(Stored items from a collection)
····················
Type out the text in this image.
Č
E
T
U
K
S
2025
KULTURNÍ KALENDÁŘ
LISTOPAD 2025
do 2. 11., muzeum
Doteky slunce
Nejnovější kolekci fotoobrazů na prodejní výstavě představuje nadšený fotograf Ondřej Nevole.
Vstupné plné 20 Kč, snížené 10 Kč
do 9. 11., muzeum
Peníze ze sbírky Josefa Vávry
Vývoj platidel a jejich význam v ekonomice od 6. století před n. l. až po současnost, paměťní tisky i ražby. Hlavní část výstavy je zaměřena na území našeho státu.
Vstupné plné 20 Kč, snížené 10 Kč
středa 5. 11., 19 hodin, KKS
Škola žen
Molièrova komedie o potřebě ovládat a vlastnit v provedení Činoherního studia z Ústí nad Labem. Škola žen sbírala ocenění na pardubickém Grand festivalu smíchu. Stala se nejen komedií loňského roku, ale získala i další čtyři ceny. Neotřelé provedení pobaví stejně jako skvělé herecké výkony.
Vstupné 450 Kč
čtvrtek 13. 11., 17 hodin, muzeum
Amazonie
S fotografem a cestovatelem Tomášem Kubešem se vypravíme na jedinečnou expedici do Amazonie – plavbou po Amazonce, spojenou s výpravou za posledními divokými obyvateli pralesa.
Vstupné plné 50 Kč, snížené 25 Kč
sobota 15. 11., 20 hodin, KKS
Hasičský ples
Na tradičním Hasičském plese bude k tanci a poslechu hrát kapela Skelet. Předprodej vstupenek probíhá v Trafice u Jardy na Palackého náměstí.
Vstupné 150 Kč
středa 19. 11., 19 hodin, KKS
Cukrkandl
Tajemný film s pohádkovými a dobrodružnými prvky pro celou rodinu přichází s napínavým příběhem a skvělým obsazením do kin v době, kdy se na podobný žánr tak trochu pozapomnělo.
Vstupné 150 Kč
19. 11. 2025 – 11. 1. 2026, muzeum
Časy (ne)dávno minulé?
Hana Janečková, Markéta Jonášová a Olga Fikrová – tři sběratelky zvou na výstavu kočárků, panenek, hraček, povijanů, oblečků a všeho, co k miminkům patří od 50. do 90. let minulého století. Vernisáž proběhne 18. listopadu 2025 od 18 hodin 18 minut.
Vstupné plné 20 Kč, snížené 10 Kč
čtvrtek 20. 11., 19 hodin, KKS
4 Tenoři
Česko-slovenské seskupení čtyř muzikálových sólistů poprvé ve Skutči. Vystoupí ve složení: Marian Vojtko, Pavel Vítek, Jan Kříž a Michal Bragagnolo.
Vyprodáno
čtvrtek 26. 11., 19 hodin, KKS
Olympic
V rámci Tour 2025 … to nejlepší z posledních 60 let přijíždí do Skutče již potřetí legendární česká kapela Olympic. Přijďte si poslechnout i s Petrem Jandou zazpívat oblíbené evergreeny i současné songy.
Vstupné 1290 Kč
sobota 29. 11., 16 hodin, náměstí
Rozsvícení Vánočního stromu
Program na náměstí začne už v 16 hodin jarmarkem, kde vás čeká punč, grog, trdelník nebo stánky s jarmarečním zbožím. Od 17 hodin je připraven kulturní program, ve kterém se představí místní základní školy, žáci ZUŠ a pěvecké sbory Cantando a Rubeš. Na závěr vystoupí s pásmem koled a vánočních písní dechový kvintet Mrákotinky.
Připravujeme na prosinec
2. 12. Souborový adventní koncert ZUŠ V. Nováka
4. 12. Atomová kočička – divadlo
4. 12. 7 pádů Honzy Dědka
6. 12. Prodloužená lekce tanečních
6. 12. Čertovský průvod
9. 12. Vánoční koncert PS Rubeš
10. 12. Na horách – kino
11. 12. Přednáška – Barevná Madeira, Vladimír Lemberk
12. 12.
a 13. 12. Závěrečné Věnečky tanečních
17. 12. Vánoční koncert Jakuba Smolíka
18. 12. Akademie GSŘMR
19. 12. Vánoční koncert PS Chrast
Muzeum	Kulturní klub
····················
PROBLEM REQUIREMENTS: Select all lines in the listing that include the word "kapela".

SOLUTION TO THIS TASK:
Na tradičním Hasičském plese bude k tanci a poslechu hrát kapela Skelet. Předprodej vstupenek probíhá v Trafice u Jardy na Palackého náměstí.
V rámci Tour 2025 … to nejlepší z posledních 60 let přijíždí do Skutče již potřetí legendární česká kapela Olympic. Přijďte si poslechnout i s Petrem Jandou zazpívat oblíbené evergreeny i současné songy.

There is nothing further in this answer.